Written problem:
Set each entry down verbatim, omitting images.
"""
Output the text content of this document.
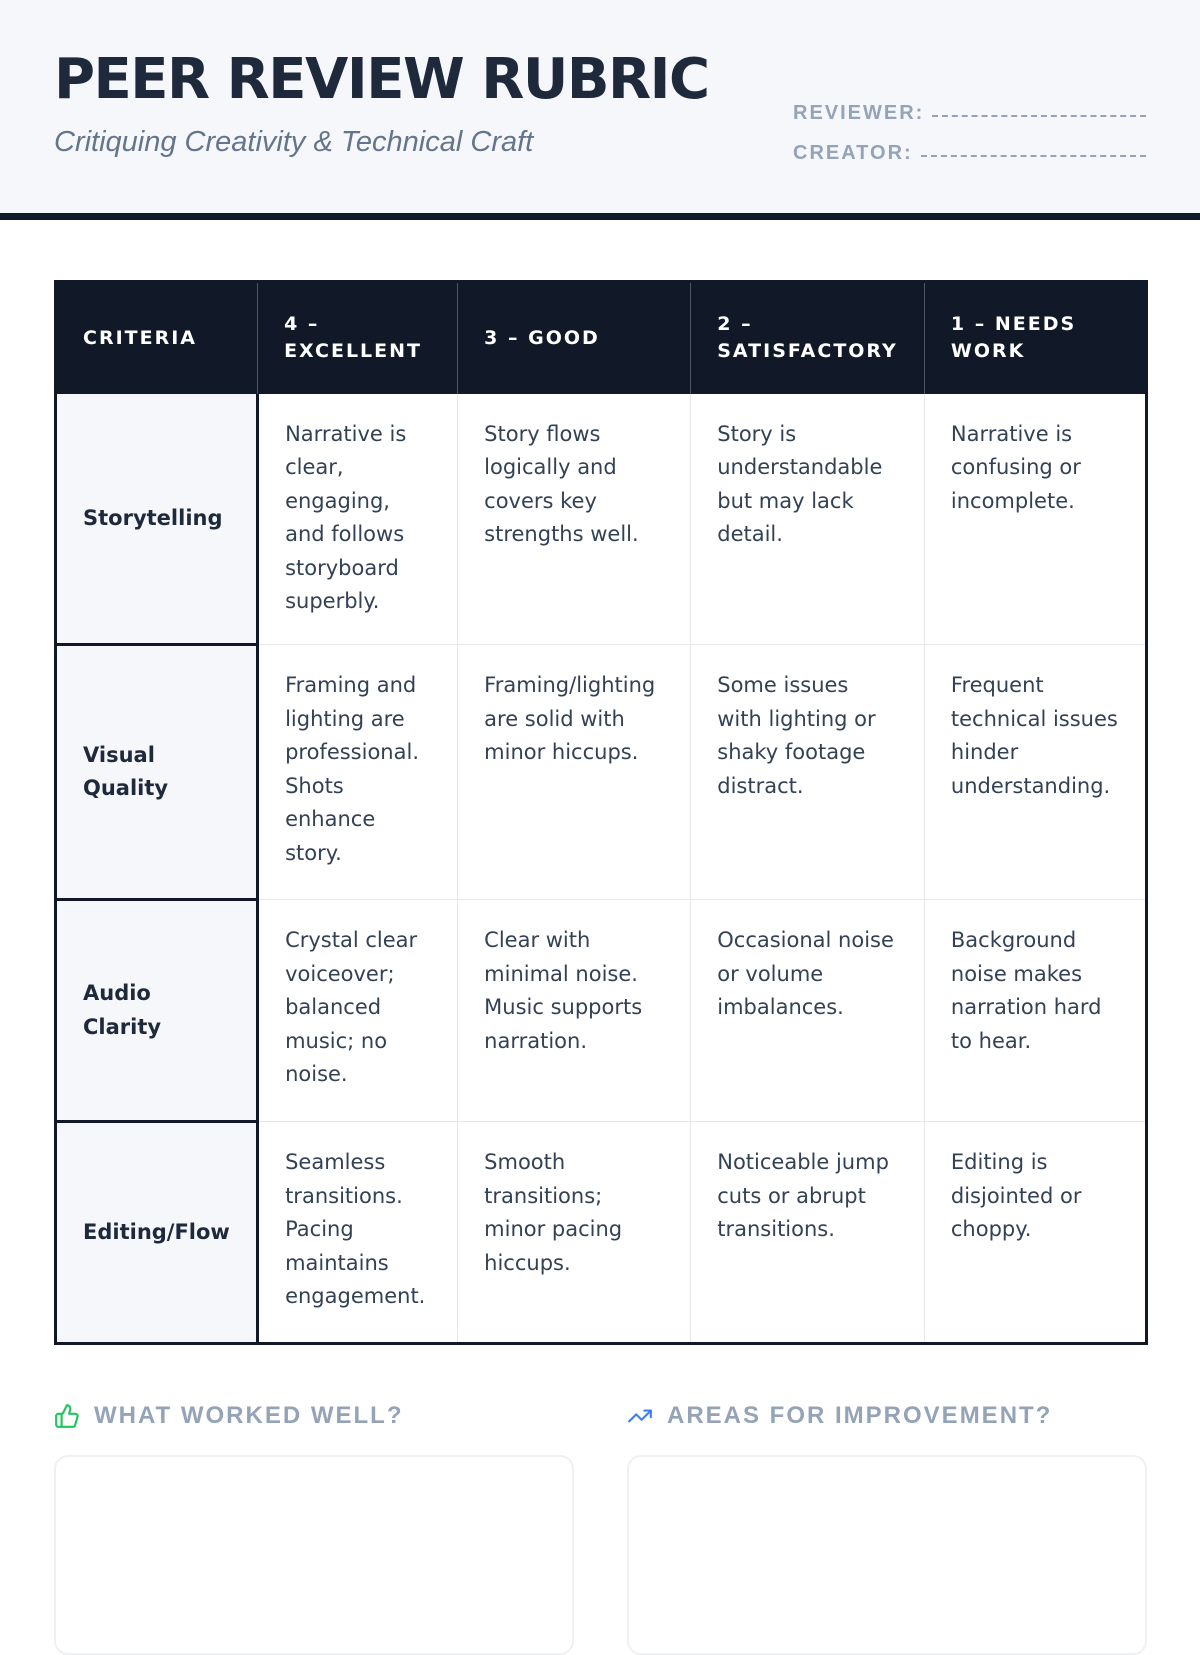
PEER REVIEW RUBRIC
Critiquing Creativity & Technical Craft
REVIEWER:
CREATOR:
CRITERIA	4 – EXCELLENT	3 – GOOD	2 – SATISFACTORY	1 – NEEDS WORK
Storytelling	Narrative is clear, engaging, and follows storyboard superbly.	Story flows logically and covers key strengths well.	Story is understandable but may lack detail.	Narrative is confusing or incomplete.
Visual Quality	Framing and lighting are professional. Shots enhance story.	Framing/lighting are solid with minor hiccups.	Some issues with lighting or shaky footage distract.	Frequent technical issues hinder understanding.
Audio Clarity	Crystal clear voiceover; balanced music; no noise.	Clear with minimal noise. Music supports narration.	Occasional noise or volume imbalances.	Background noise makes narration hard to hear.
Editing/Flow	Seamless transitions. Pacing maintains engagement.	Smooth transitions; minor pacing hiccups.	Noticeable jump cuts or abrupt transitions.	Editing is disjointed or choppy.
WHAT WORKED WELL?	AREAS FOR IMPROVEMENT?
"""
Expected output:
Output the text content of this document.
PEER REVIEW RUBRIC
Critiquing Creativity & Technical Craft
REVIEWER:
CREATOR:
CRITERIA	4 – EXCELLENT	3 – GOOD	2 – SATISFACTORY	1 – NEEDS WORK
Storytelling	Narrative is clear, engaging, and follows storyboard superbly.	Story flows logically and covers key strengths well.	Story is understandable but may lack detail.	Narrative is confusing or incomplete.
Visual Quality	Framing and lighting are professional. Shots enhance story.	Framing/lighting are solid with minor hiccups.	Some issues with lighting or shaky footage distract.	Frequent technical issues hinder understanding.
Audio Clarity	Crystal clear voiceover; balanced music; no noise.	Clear with minimal noise. Music supports narration.	Occasional noise or volume imbalances.	Background noise makes narration hard to hear.
Editing/Flow	Seamless transitions. Pacing maintains engagement.	Smooth transitions; minor pacing hiccups.	Noticeable jump cuts or abrupt transitions.	Editing is disjointed or choppy.
WHAT WORKED WELL?	AREAS FOR IMPROVEMENT?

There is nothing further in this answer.